• THE EXERCISE:
Retype, exactly as written, every line from the one containing "Convert this document image to plain text." through the last line of the records below, both included; skip the pictures.

• INFORMATION SHOWN:
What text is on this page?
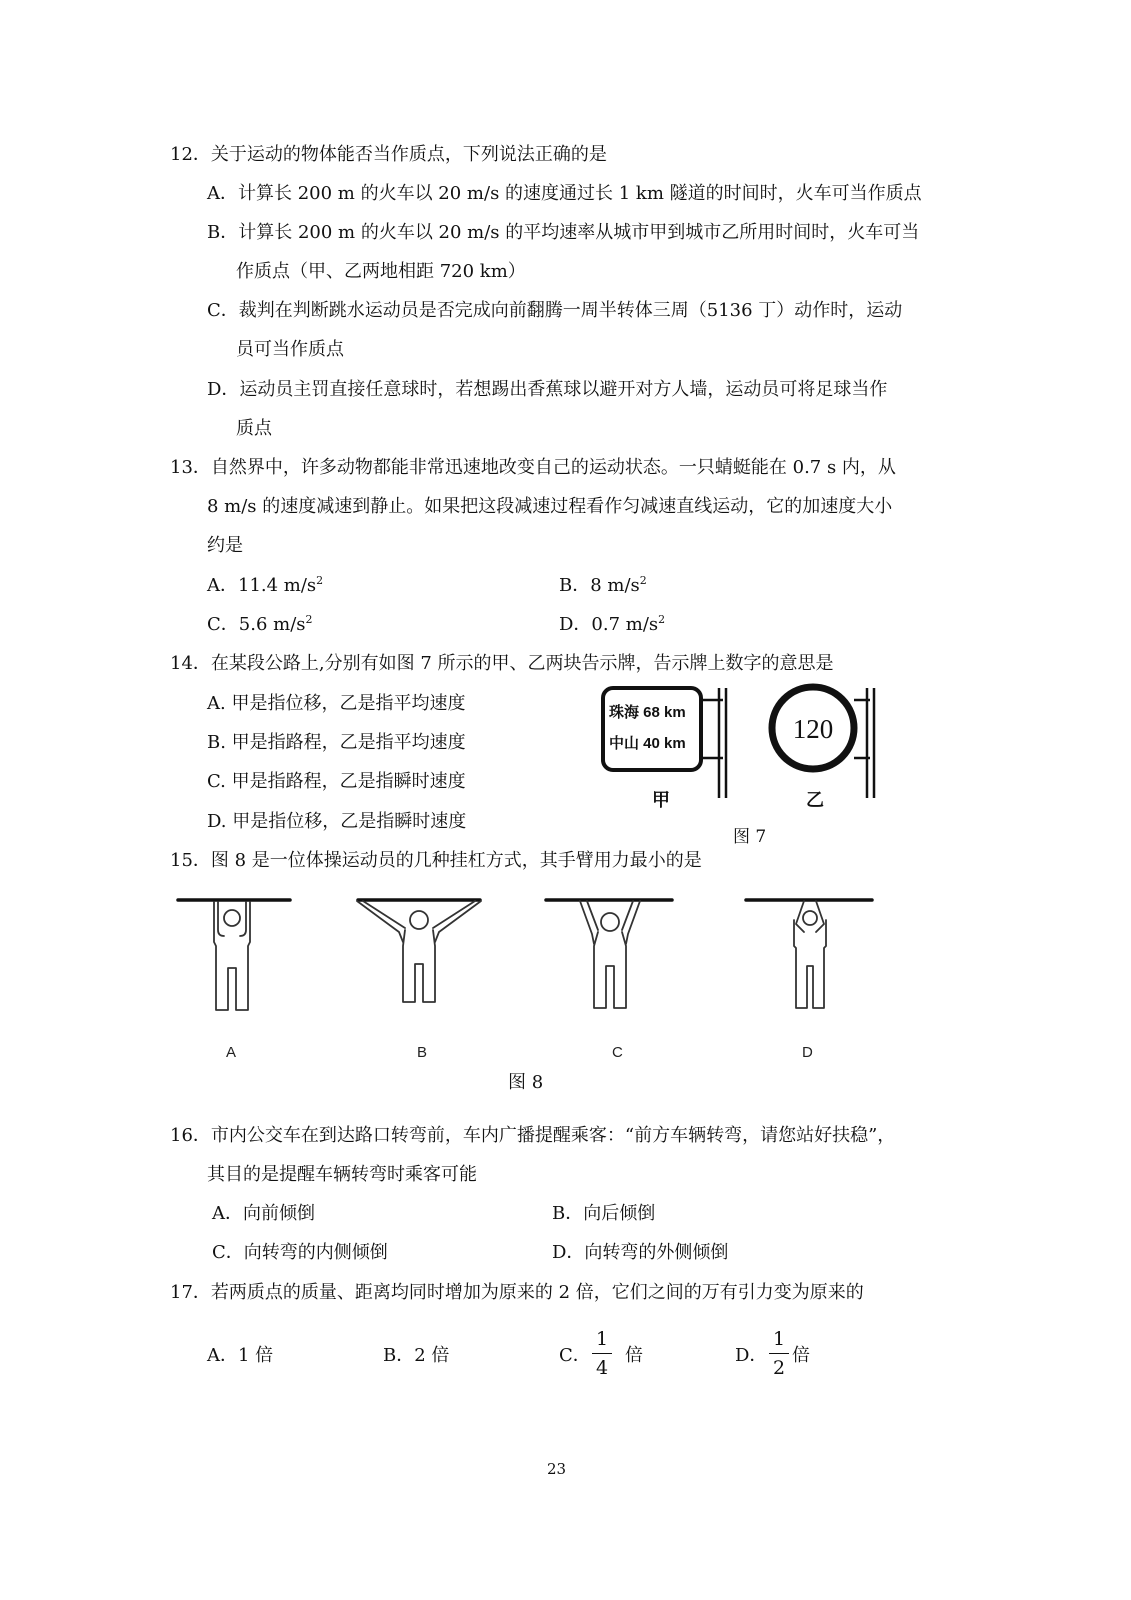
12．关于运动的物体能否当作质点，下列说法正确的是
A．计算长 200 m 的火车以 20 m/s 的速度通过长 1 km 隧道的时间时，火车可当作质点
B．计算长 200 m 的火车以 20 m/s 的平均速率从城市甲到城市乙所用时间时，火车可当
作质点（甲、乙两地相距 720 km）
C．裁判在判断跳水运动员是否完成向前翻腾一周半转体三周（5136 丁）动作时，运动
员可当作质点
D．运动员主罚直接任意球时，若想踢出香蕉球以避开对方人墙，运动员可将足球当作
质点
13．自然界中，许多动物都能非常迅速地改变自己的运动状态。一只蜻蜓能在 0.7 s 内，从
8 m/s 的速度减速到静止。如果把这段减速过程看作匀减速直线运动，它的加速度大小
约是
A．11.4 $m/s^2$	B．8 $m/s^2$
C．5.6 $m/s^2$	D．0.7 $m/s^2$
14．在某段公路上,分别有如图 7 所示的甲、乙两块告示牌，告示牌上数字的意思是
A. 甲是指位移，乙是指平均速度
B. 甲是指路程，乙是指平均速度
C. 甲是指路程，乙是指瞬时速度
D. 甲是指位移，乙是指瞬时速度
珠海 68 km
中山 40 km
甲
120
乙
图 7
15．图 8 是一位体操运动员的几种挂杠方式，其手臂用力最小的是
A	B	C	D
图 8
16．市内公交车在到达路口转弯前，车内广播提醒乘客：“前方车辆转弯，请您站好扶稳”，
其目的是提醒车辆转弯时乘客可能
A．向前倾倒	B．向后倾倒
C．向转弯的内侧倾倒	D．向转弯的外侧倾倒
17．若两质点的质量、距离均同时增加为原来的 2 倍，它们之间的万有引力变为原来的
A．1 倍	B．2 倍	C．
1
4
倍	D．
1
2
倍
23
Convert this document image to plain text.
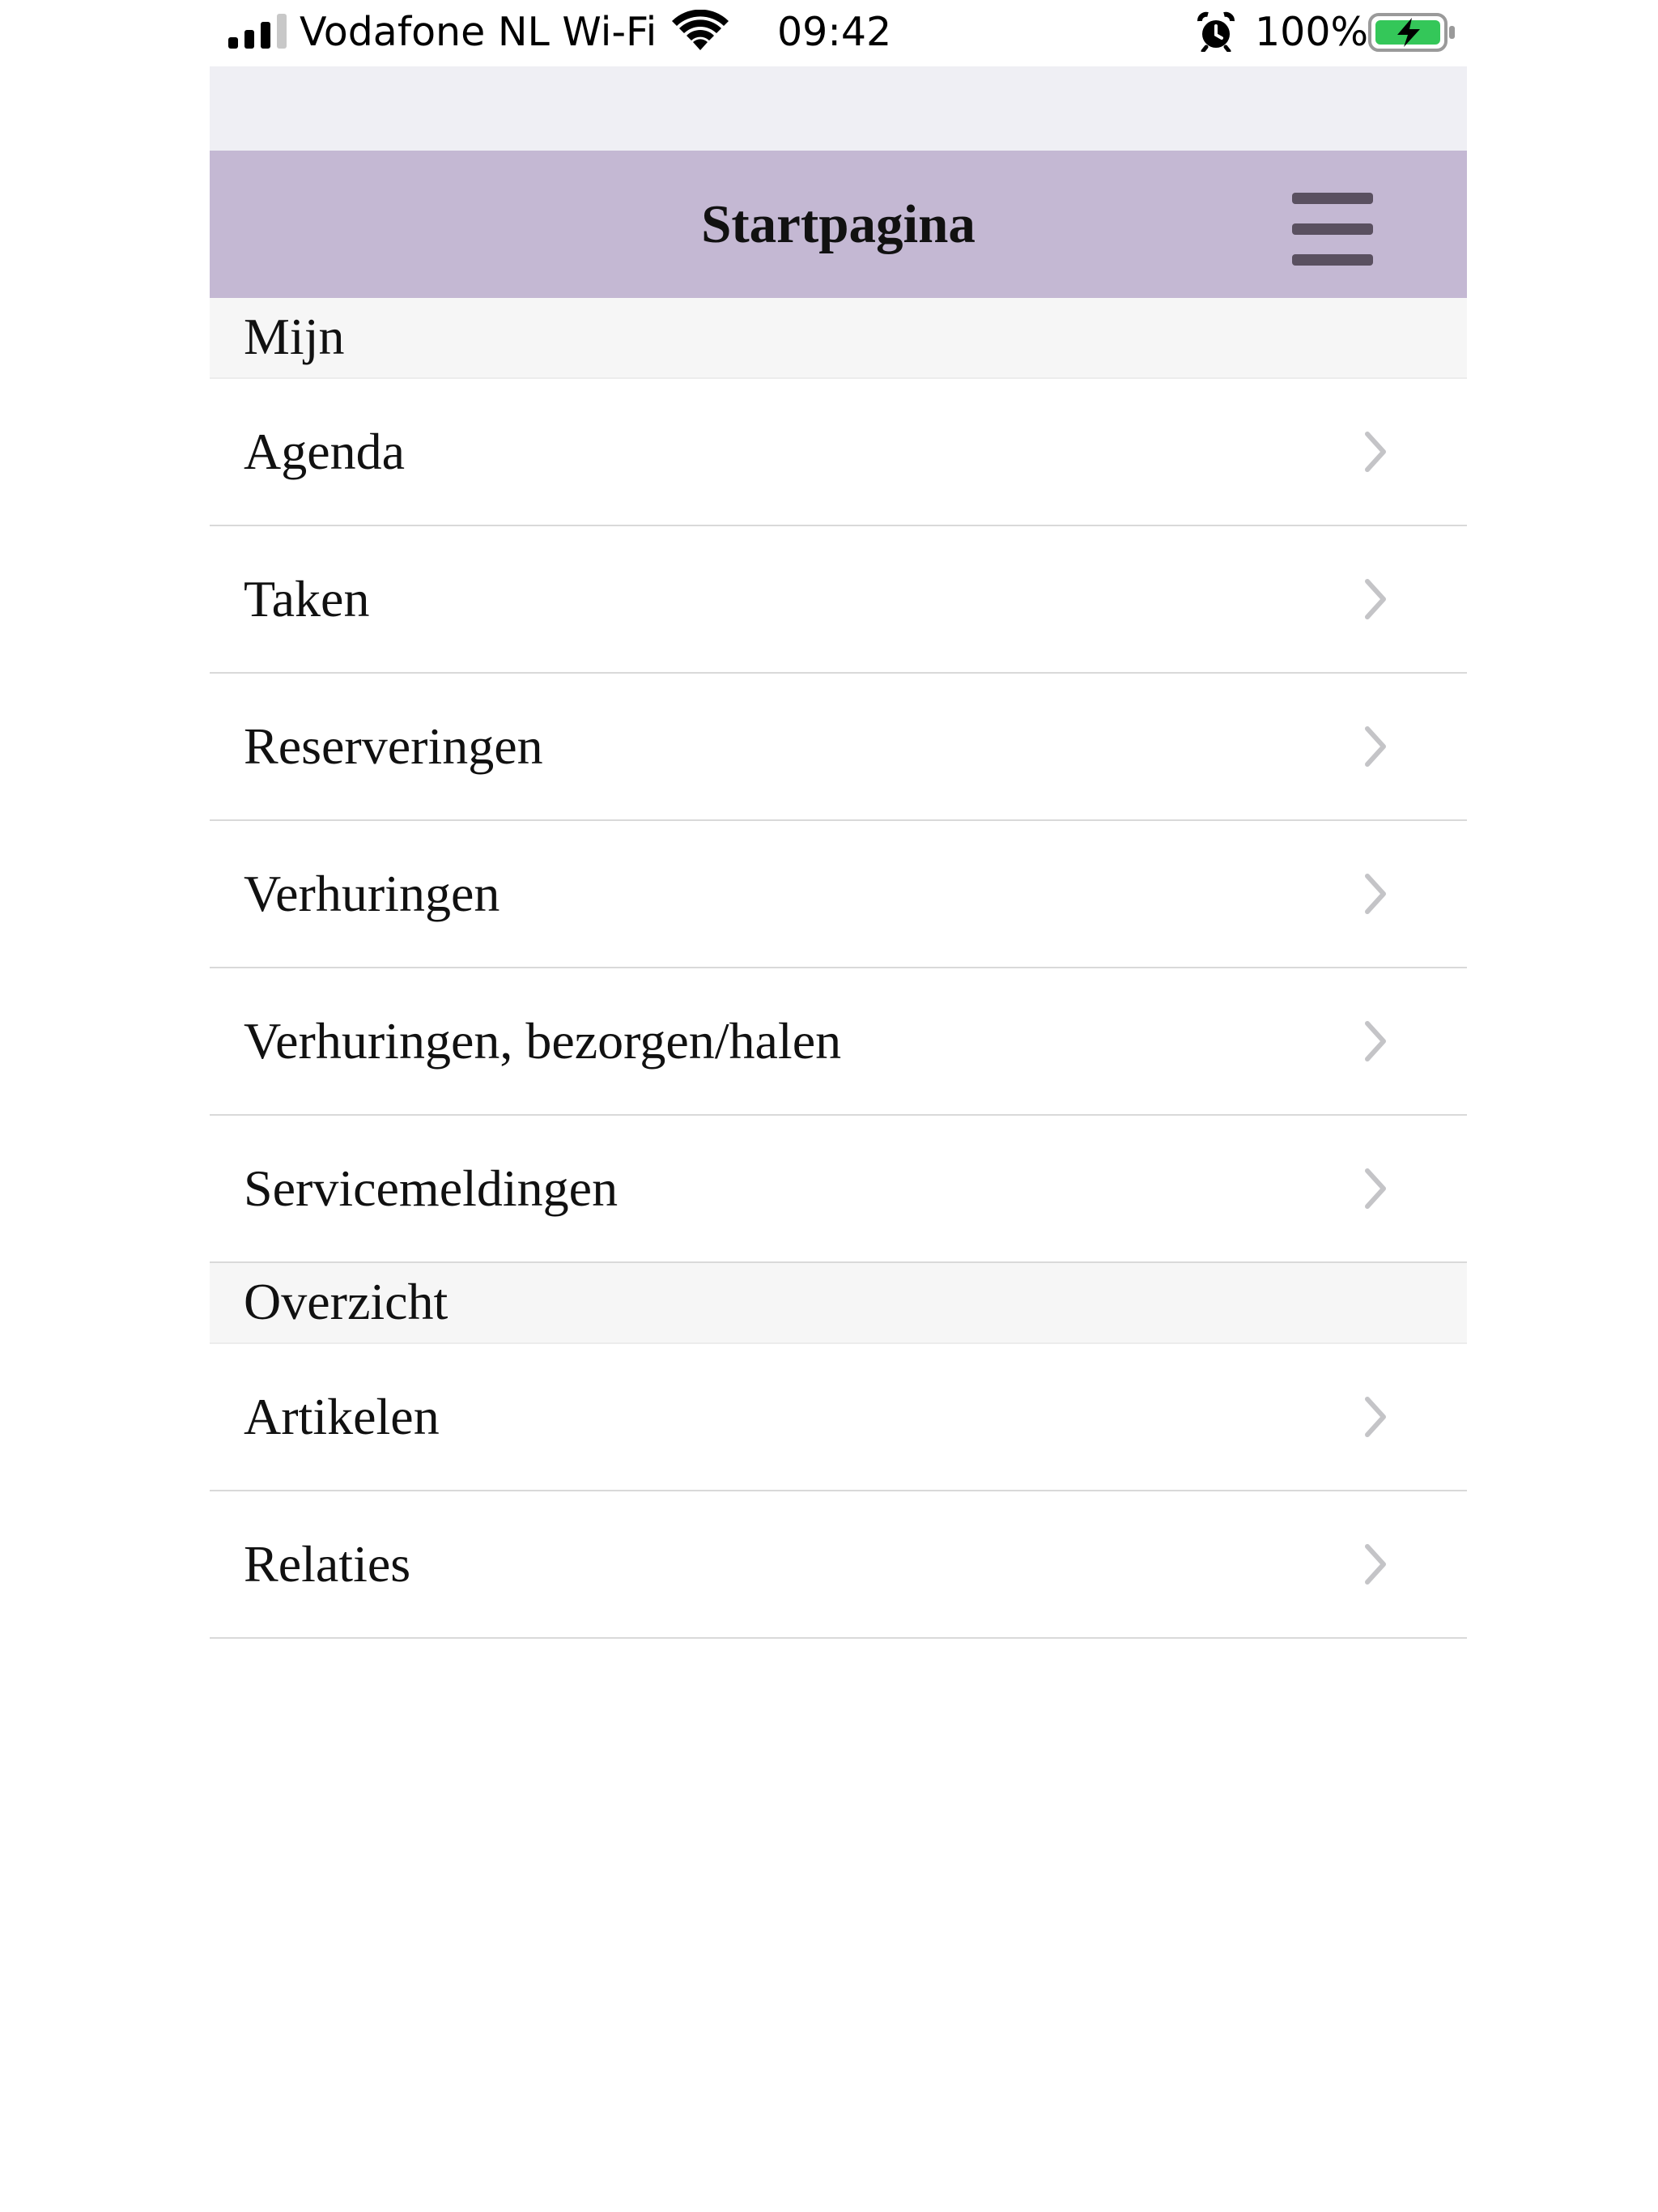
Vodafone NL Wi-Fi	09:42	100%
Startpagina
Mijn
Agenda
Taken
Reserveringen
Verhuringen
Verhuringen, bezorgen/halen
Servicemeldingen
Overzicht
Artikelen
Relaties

• SOLUTION FOR THIS TASK:
Convert this document image to plain text.
Vodafone NL Wi-Fi	09:42	100%
Startpagina
Mijn
Agenda
Taken
Reserveringen
Verhuringen
Verhuringen, bezorgen/halen
Servicemeldingen
Overzicht
Artikelen
Relaties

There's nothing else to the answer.